WRITTEN INSTRUCTION - Provide an exact copy of the data, excluding the images.

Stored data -
▼

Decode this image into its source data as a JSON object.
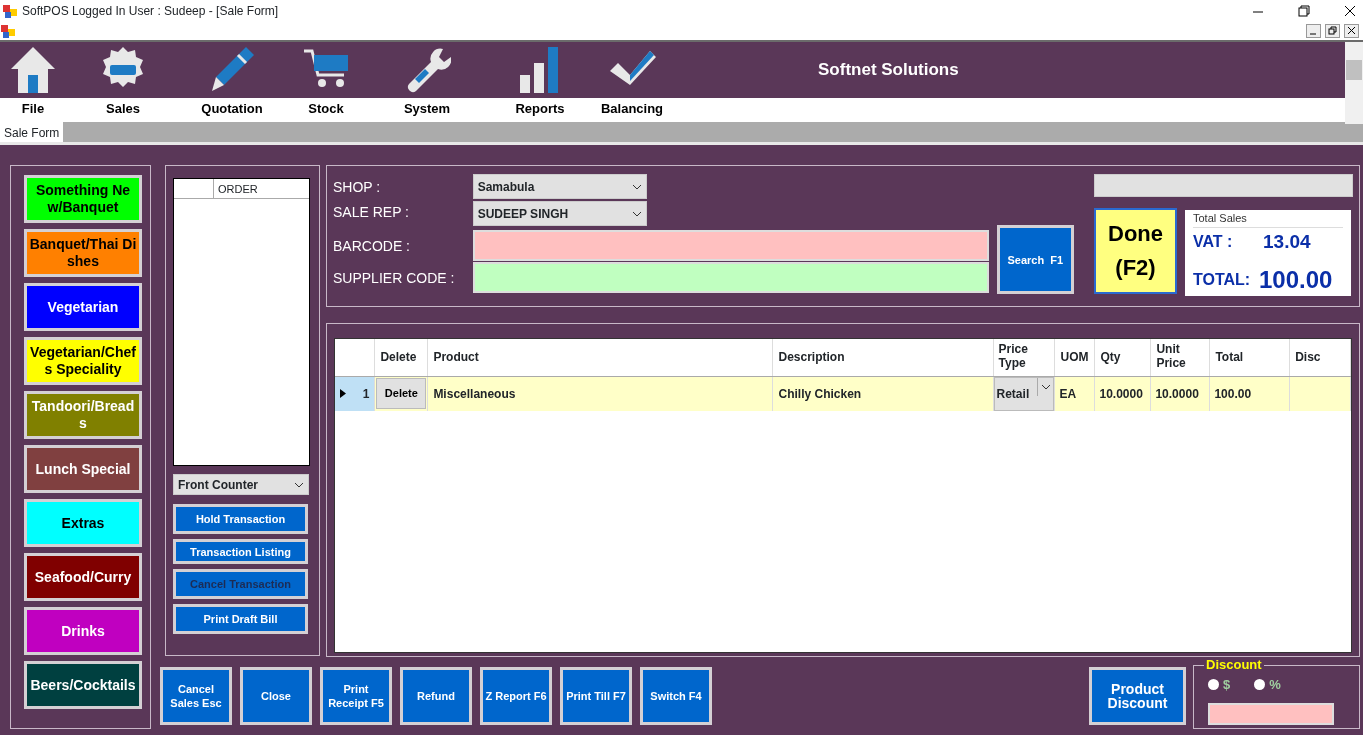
{
  "window": {
    "title": "SoftPOS  Logged In User : Sudeep - [Sale Form]"
  },
  "toolbar": {
    "items": [
      {
        "label": "File"
      },
      {
        "label": "Sales"
      },
      {
        "label": "Quotation"
      },
      {
        "label": "Stock"
      },
      {
        "label": "System"
      },
      {
        "label": "Reports"
      },
      {
        "label": "Balancing"
      }
    ],
    "company": "Softnet Solutions"
  },
  "tabs": [
    {
      "label": "Sale Form",
      "selected": true
    }
  ],
  "categories": [
    {
      "label": "Something New/Banquet",
      "color": "#00ff00"
    },
    {
      "label": "Banquet/Thai Dishes",
      "color": "#ff8000"
    },
    {
      "label": "Vegetarian",
      "color": "#0000ff"
    },
    {
      "label": "Vegetarian/Chefs Speciality",
      "color": "#ffff00"
    },
    {
      "label": "Tandoori/Breads",
      "color": "#808000"
    },
    {
      "label": "Lunch Special",
      "color": "#804040"
    },
    {
      "label": "Extras",
      "color": "#00ffff"
    },
    {
      "label": "Seafood/Curry",
      "color": "#800000"
    },
    {
      "label": "Drinks",
      "color": "#c000c0"
    },
    {
      "label": "Beers/Cocktails",
      "color": "#004040"
    }
  ],
  "order_list": {
    "columns": [
      "ORDER"
    ]
  },
  "counter_select": {
    "value": "Front Counter"
  },
  "side_buttons": [
    {
      "label": "Hold Transaction",
      "disabled": false
    },
    {
      "label": "Transaction Listing",
      "disabled": false
    },
    {
      "label": "Cancel Transaction",
      "disabled": true
    },
    {
      "label": "Print Draft Bill",
      "disabled": false
    }
  ],
  "form": {
    "shop_label": "SHOP :",
    "shop": "Samabula",
    "rep_label": "SALE REP :",
    "rep": "SUDEEP SINGH",
    "barcode_label": "BARCODE :",
    "supplier_label": "SUPPLIER CODE :",
    "search_button": "Search  F1",
    "done_button": "Done (F2)"
  },
  "totals": {
    "title": "Total Sales",
    "vat_label": "VAT :",
    "vat": "13.04",
    "total_label": "TOTAL:",
    "total": "100.00"
  },
  "table": {
    "columns": [
      "Delete",
      "Product",
      "Description",
      "Price Type",
      "UOM",
      "Qty",
      "Unit Price",
      "Total",
      "Disc"
    ],
    "rows": [
      {
        "number": "1",
        "selected": true,
        "delete": "Delete",
        "product": "Miscellaneous",
        "description": "Chilly Chicken",
        "price_type": "Retail",
        "uom": "EA",
        "qty": "10.0000",
        "unit_price": "10.0000",
        "total": "100.00"
      }
    ]
  },
  "bottom_buttons": [
    "Cancel Sales Esc",
    "Close",
    "Print Receipt F5",
    "Refund",
    "Z Report F6",
    "Print Till F7",
    "Switch F4"
  ],
  "product_discount": "Product Discount",
  "discount": {
    "title": "Discount",
    "options": [
      {
        "label": "$",
        "checked": false
      },
      {
        "label": "%",
        "checked": false
      }
    ]
  }
}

▲

OUTPUT -
Decode this image into its source data as a JSON object.
{
  "window": {
    "title": "SoftPOS  Logged In User : Sudeep - [Sale Form]"
  },
  "toolbar": {
    "items": [
      {
        "label": "File"
      },
      {
        "label": "Sales"
      },
      {
        "label": "Quotation"
      },
      {
        "label": "Stock"
      },
      {
        "label": "System"
      },
      {
        "label": "Reports"
      },
      {
        "label": "Balancing"
      }
    ],
    "company": "Softnet Solutions"
  },
  "tabs": [
    {
      "label": "Sale Form",
      "selected": true
    }
  ],
  "categories": [
    {
      "label": "Something New/Banquet",
      "color": "#00ff00"
    },
    {
      "label": "Banquet/Thai Dishes",
      "color": "#ff8000"
    },
    {
      "label": "Vegetarian",
      "color": "#0000ff"
    },
    {
      "label": "Vegetarian/Chefs Speciality",
      "color": "#ffff00"
    },
    {
      "label": "Tandoori/Breads",
      "color": "#808000"
    },
    {
      "label": "Lunch Special",
      "color": "#804040"
    },
    {
      "label": "Extras",
      "color": "#00ffff"
    },
    {
      "label": "Seafood/Curry",
      "color": "#800000"
    },
    {
      "label": "Drinks",
      "color": "#c000c0"
    },
    {
      "label": "Beers/Cocktails",
      "color": "#004040"
    }
  ],
  "order_list": {
    "columns": [
      "ORDER"
    ]
  },
  "counter_select": {
    "value": "Front Counter"
  },
  "side_buttons": [
    {
      "label": "Hold Transaction",
      "disabled": false
    },
    {
      "label": "Transaction Listing",
      "disabled": false
    },
    {
      "label": "Cancel Transaction",
      "disabled": true
    },
    {
      "label": "Print Draft Bill",
      "disabled": false
    }
  ],
  "form": {
    "shop_label": "SHOP :",
    "shop": "Samabula",
    "rep_label": "SALE REP :",
    "rep": "SUDEEP SINGH",
    "barcode_label": "BARCODE :",
    "supplier_label": "SUPPLIER CODE :",
    "search_button": "Search  F1",
    "done_button": "Done (F2)"
  },
  "totals": {
    "title": "Total Sales",
    "vat_label": "VAT :",
    "vat": "13.04",
    "total_label": "TOTAL:",
    "total": "100.00"
  },
  "table": {
    "columns": [
      "Delete",
      "Product",
      "Description",
      "Price Type",
      "UOM",
      "Qty",
      "Unit Price",
      "Total",
      "Disc"
    ],
    "rows": [
      {
        "number": "1",
        "selected": true,
        "delete": "Delete",
        "product": "Miscellaneous",
        "description": "Chilly Chicken",
        "price_type": "Retail",
        "uom": "EA",
        "qty": "10.0000",
        "unit_price": "10.0000",
        "total": "100.00"
      }
    ]
  },
  "bottom_buttons": [
    "Cancel Sales Esc",
    "Close",
    "Print Receipt F5",
    "Refund",
    "Z Report F6",
    "Print Till F7",
    "Switch F4"
  ],
  "product_discount": "Product Discount",
  "discount": {
    "title": "Discount",
    "options": [
      {
        "label": "$",
        "checked": false
      },
      {
        "label": "%",
        "checked": false
      }
    ]
  }
}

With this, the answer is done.